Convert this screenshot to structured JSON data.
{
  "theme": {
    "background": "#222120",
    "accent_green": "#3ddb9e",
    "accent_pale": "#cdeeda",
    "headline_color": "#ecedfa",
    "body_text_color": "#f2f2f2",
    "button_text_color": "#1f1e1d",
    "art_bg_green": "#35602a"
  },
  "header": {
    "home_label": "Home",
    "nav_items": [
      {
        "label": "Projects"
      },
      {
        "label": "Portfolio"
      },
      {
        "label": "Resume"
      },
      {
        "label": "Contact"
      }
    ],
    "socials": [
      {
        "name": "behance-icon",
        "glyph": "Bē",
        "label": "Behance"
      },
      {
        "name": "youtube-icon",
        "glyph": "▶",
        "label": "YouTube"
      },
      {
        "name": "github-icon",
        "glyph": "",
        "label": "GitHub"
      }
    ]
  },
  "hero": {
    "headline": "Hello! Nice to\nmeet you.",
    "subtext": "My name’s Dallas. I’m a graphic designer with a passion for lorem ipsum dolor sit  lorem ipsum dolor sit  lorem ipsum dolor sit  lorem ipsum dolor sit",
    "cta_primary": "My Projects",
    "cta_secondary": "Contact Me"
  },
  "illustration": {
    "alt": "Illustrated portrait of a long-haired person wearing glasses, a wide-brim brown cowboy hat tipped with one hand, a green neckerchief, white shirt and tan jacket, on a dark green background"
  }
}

####################

● Exercise aim
Every line above should be written out again exactly as it stands.

● Written response
Convert this screenshot to structured JSON data.
{
  "theme": {
    "background": "#222120",
    "accent_green": "#3ddb9e",
    "accent_pale": "#cdeeda",
    "headline_color": "#ecedfa",
    "body_text_color": "#f2f2f2",
    "button_text_color": "#1f1e1d",
    "art_bg_green": "#35602a"
  },
  "header": {
    "home_label": "Home",
    "nav_items": [
      {
        "label": "Projects"
      },
      {
        "label": "Portfolio"
      },
      {
        "label": "Resume"
      },
      {
        "label": "Contact"
      }
    ],
    "socials": [
      {
        "name": "behance-icon",
        "glyph": "Bē",
        "label": "Behance"
      },
      {
        "name": "youtube-icon",
        "glyph": "▶",
        "label": "YouTube"
      },
      {
        "name": "github-icon",
        "glyph": "",
        "label": "GitHub"
      }
    ]
  },
  "hero": {
    "headline": "Hello! Nice to\nmeet you.",
    "subtext": "My name’s Dallas. I’m a graphic designer with a passion for lorem ipsum dolor sit  lorem ipsum dolor sit  lorem ipsum dolor sit  lorem ipsum dolor sit",
    "cta_primary": "My Projects",
    "cta_secondary": "Contact Me"
  },
  "illustration": {
    "alt": "Illustrated portrait of a long-haired person wearing glasses, a wide-brim brown cowboy hat tipped with one hand, a green neckerchief, white shirt and tan jacket, on a dark green background"
  }
}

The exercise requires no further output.